- SET EXERCISE -
Without the pictures, give the entries below again exactly as written.

####################

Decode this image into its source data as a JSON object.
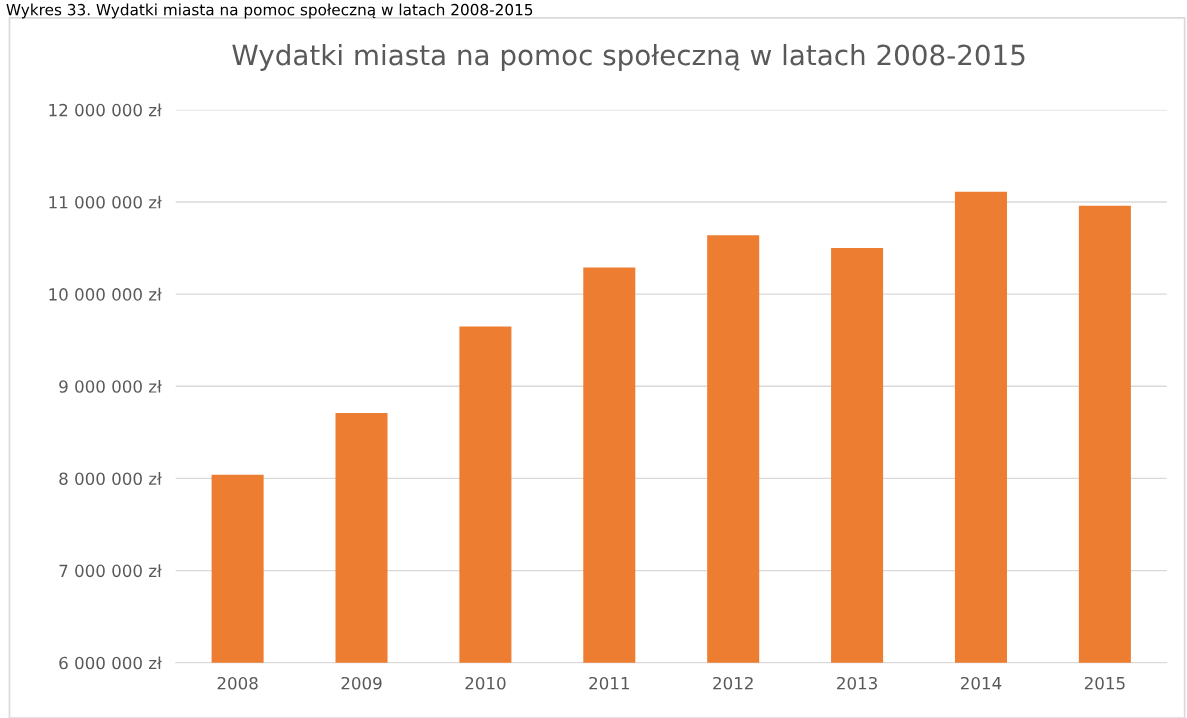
{
  "chart_data": {
    "type": "bar",
    "title": "Wydatki miasta na pomoc społeczną w latach 2008-2015",
    "annotations": [
      "Wykres 33. Wydatki miasta na pomoc społeczną w latach 2008-2015"
    ],
    "categories": [
      "2008",
      "2009",
      "2010",
      "2011",
      "2012",
      "2013",
      "2014",
      "2015"
    ],
    "values": [
      8040000,
      8710000,
      9650000,
      10290000,
      10640000,
      10500000,
      11110000,
      10960000
    ],
    "color": "#ed7d31",
    "ylim": [
      6000000,
      12000000
    ],
    "yticks": [
      {
        "value": 6000000,
        "label": "6 000 000 zł"
      },
      {
        "value": 7000000,
        "label": "7 000 000 zł"
      },
      {
        "value": 8000000,
        "label": "8 000 000 zł"
      },
      {
        "value": 9000000,
        "label": "9 000 000 zł"
      },
      {
        "value": 10000000,
        "label": "10 000 000 zł"
      },
      {
        "value": 11000000,
        "label": "11 000 000 zł"
      },
      {
        "value": 12000000,
        "label": "12 000 000 zł"
      }
    ],
    "grid": "y",
    "legend": false
  }
}
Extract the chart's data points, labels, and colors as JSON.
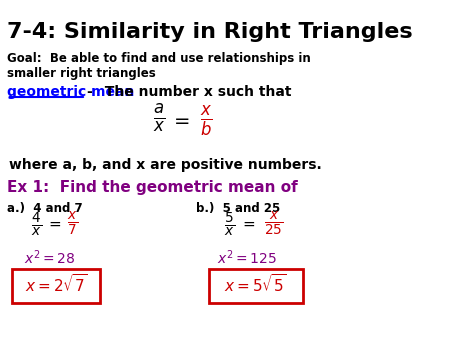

####################

- COMPLETE RESPONSE -
Decode this image into its source data as a JSON object.
{
  "chart_data": {
    "type": "bar",
    "title": "Wydatki miasta na pomoc społeczną w latach 2008-2015",
    "annotations": [
      "Wykres 33. Wydatki miasta na pomoc społeczną w latach 2008-2015"
    ],
    "categories": [
      "2008",
      "2009",
      "2010",
      "2011",
      "2012",
      "2013",
      "2014",
      "2015"
    ],
    "values": [
      8040000,
      8710000,
      9650000,
      10290000,
      10640000,
      10500000,
      11110000,
      10960000
    ],
    "color": "#ed7d31",
    "ylim": [
      6000000,
      12000000
    ],
    "yticks": [
      {
        "value": 6000000,
        "label": "6 000 000 zł"
      },
      {
        "value": 7000000,
        "label": "7 000 000 zł"
      },
      {
        "value": 8000000,
        "label": "8 000 000 zł"
      },
      {
        "value": 9000000,
        "label": "9 000 000 zł"
      },
      {
        "value": 10000000,
        "label": "10 000 000 zł"
      },
      {
        "value": 11000000,
        "label": "11 000 000 zł"
      },
      {
        "value": 12000000,
        "label": "12 000 000 zł"
      }
    ],
    "grid": "y",
    "legend": false
  }
}
Extract the chart's data points, labels, and colors as JSON.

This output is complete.